:: Stored entries ::
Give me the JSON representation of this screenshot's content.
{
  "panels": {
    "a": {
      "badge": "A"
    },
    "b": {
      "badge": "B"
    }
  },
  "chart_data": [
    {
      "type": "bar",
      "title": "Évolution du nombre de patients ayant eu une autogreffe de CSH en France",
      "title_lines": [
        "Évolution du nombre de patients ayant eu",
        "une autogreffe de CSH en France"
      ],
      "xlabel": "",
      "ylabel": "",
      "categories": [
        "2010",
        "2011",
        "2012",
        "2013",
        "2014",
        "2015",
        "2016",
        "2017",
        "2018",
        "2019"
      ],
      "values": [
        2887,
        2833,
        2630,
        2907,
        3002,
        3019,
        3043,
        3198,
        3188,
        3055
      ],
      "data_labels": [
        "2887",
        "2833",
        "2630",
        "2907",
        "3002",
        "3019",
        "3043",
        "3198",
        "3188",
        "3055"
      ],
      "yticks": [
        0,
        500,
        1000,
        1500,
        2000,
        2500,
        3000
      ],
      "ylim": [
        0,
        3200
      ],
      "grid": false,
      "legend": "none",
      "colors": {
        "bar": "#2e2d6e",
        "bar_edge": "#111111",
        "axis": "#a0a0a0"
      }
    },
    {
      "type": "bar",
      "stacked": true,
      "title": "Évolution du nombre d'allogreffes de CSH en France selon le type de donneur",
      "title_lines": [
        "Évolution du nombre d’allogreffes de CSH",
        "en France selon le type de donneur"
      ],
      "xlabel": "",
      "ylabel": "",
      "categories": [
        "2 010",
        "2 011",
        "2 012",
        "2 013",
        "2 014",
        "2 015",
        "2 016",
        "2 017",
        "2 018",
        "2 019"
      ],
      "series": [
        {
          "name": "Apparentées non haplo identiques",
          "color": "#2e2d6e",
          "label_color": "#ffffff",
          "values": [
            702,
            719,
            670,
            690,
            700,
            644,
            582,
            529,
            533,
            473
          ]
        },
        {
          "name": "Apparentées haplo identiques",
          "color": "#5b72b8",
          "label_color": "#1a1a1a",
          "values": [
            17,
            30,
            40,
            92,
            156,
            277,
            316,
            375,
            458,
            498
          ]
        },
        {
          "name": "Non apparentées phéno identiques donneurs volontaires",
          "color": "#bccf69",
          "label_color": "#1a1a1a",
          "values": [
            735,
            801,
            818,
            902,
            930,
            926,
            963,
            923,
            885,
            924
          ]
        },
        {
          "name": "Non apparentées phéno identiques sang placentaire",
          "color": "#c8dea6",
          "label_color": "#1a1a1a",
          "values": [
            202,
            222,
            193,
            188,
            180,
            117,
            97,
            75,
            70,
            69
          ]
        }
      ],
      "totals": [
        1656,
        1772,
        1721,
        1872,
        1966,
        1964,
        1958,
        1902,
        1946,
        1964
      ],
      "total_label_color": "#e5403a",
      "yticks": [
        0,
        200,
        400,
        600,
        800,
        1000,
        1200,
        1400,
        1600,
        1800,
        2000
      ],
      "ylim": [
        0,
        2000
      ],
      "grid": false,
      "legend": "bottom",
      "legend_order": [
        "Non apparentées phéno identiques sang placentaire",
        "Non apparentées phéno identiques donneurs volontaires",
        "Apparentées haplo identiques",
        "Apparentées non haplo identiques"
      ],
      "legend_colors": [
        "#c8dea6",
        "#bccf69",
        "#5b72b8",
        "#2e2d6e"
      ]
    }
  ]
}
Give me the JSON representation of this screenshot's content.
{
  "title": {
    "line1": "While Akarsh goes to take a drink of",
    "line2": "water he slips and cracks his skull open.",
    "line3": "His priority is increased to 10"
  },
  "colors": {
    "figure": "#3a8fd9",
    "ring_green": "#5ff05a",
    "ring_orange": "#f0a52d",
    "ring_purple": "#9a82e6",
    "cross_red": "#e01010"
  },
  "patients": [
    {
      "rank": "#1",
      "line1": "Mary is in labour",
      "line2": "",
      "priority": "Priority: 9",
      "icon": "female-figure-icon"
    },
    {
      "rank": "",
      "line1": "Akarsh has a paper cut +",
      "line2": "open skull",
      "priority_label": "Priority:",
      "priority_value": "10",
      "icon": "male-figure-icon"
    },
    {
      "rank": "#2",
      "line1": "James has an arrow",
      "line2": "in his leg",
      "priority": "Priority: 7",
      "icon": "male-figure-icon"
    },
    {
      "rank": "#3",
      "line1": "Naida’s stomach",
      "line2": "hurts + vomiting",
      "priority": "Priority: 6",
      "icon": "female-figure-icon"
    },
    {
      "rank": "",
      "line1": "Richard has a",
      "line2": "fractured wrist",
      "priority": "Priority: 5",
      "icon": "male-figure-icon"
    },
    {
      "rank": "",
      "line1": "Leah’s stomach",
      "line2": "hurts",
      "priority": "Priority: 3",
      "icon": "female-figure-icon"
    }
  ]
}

:: Aim of the exercise ::
Repeat the data exactly. Leave nothing out.

:: Answer below ::
Give me the JSON representation of this screenshot's content.
{
  "panels": {
    "a": {
      "badge": "A"
    },
    "b": {
      "badge": "B"
    }
  },
  "chart_data": [
    {
      "type": "bar",
      "title": "Évolution du nombre de patients ayant eu une autogreffe de CSH en France",
      "title_lines": [
        "Évolution du nombre de patients ayant eu",
        "une autogreffe de CSH en France"
      ],
      "xlabel": "",
      "ylabel": "",
      "categories": [
        "2010",
        "2011",
        "2012",
        "2013",
        "2014",
        "2015",
        "2016",
        "2017",
        "2018",
        "2019"
      ],
      "values": [
        2887,
        2833,
        2630,
        2907,
        3002,
        3019,
        3043,
        3198,
        3188,
        3055
      ],
      "data_labels": [
        "2887",
        "2833",
        "2630",
        "2907",
        "3002",
        "3019",
        "3043",
        "3198",
        "3188",
        "3055"
      ],
      "yticks": [
        0,
        500,
        1000,
        1500,
        2000,
        2500,
        3000
      ],
      "ylim": [
        0,
        3200
      ],
      "grid": false,
      "legend": "none",
      "colors": {
        "bar": "#2e2d6e",
        "bar_edge": "#111111",
        "axis": "#a0a0a0"
      }
    },
    {
      "type": "bar",
      "stacked": true,
      "title": "Évolution du nombre d'allogreffes de CSH en France selon le type de donneur",
      "title_lines": [
        "Évolution du nombre d’allogreffes de CSH",
        "en France selon le type de donneur"
      ],
      "xlabel": "",
      "ylabel": "",
      "categories": [
        "2 010",
        "2 011",
        "2 012",
        "2 013",
        "2 014",
        "2 015",
        "2 016",
        "2 017",
        "2 018",
        "2 019"
      ],
      "series": [
        {
          "name": "Apparentées non haplo identiques",
          "color": "#2e2d6e",
          "label_color": "#ffffff",
          "values": [
            702,
            719,
            670,
            690,
            700,
            644,
            582,
            529,
            533,
            473
          ]
        },
        {
          "name": "Apparentées haplo identiques",
          "color": "#5b72b8",
          "label_color": "#1a1a1a",
          "values": [
            17,
            30,
            40,
            92,
            156,
            277,
            316,
            375,
            458,
            498
          ]
        },
        {
          "name": "Non apparentées phéno identiques donneurs volontaires",
          "color": "#bccf69",
          "label_color": "#1a1a1a",
          "values": [
            735,
            801,
            818,
            902,
            930,
            926,
            963,
            923,
            885,
            924
          ]
        },
        {
          "name": "Non apparentées phéno identiques sang placentaire",
          "color": "#c8dea6",
          "label_color": "#1a1a1a",
          "values": [
            202,
            222,
            193,
            188,
            180,
            117,
            97,
            75,
            70,
            69
          ]
        }
      ],
      "totals": [
        1656,
        1772,
        1721,
        1872,
        1966,
        1964,
        1958,
        1902,
        1946,
        1964
      ],
      "total_label_color": "#e5403a",
      "yticks": [
        0,
        200,
        400,
        600,
        800,
        1000,
        1200,
        1400,
        1600,
        1800,
        2000
      ],
      "ylim": [
        0,
        2000
      ],
      "grid": false,
      "legend": "bottom",
      "legend_order": [
        "Non apparentées phéno identiques sang placentaire",
        "Non apparentées phéno identiques donneurs volontaires",
        "Apparentées haplo identiques",
        "Apparentées non haplo identiques"
      ],
      "legend_colors": [
        "#c8dea6",
        "#bccf69",
        "#5b72b8",
        "#2e2d6e"
      ]
    }
  ]
}
Give me the JSON representation of this screenshot's content.
{
  "title": {
    "line1": "While Akarsh goes to take a drink of",
    "line2": "water he slips and cracks his skull open.",
    "line3": "His priority is increased to 10"
  },
  "colors": {
    "figure": "#3a8fd9",
    "ring_green": "#5ff05a",
    "ring_orange": "#f0a52d",
    "ring_purple": "#9a82e6",
    "cross_red": "#e01010"
  },
  "patients": [
    {
      "rank": "#1",
      "line1": "Mary is in labour",
      "line2": "",
      "priority": "Priority: 9",
      "icon": "female-figure-icon"
    },
    {
      "rank": "",
      "line1": "Akarsh has a paper cut +",
      "line2": "open skull",
      "priority_label": "Priority:",
      "priority_value": "10",
      "icon": "male-figure-icon"
    },
    {
      "rank": "#2",
      "line1": "James has an arrow",
      "line2": "in his leg",
      "priority": "Priority: 7",
      "icon": "male-figure-icon"
    },
    {
      "rank": "#3",
      "line1": "Naida’s stomach",
      "line2": "hurts + vomiting",
      "priority": "Priority: 6",
      "icon": "female-figure-icon"
    },
    {
      "rank": "",
      "line1": "Richard has a",
      "line2": "fractured wrist",
      "priority": "Priority: 5",
      "icon": "male-figure-icon"
    },
    {
      "rank": "",
      "line1": "Leah’s stomach",
      "line2": "hurts",
      "priority": "Priority: 3",
      "icon": "female-figure-icon"
    }
  ]
}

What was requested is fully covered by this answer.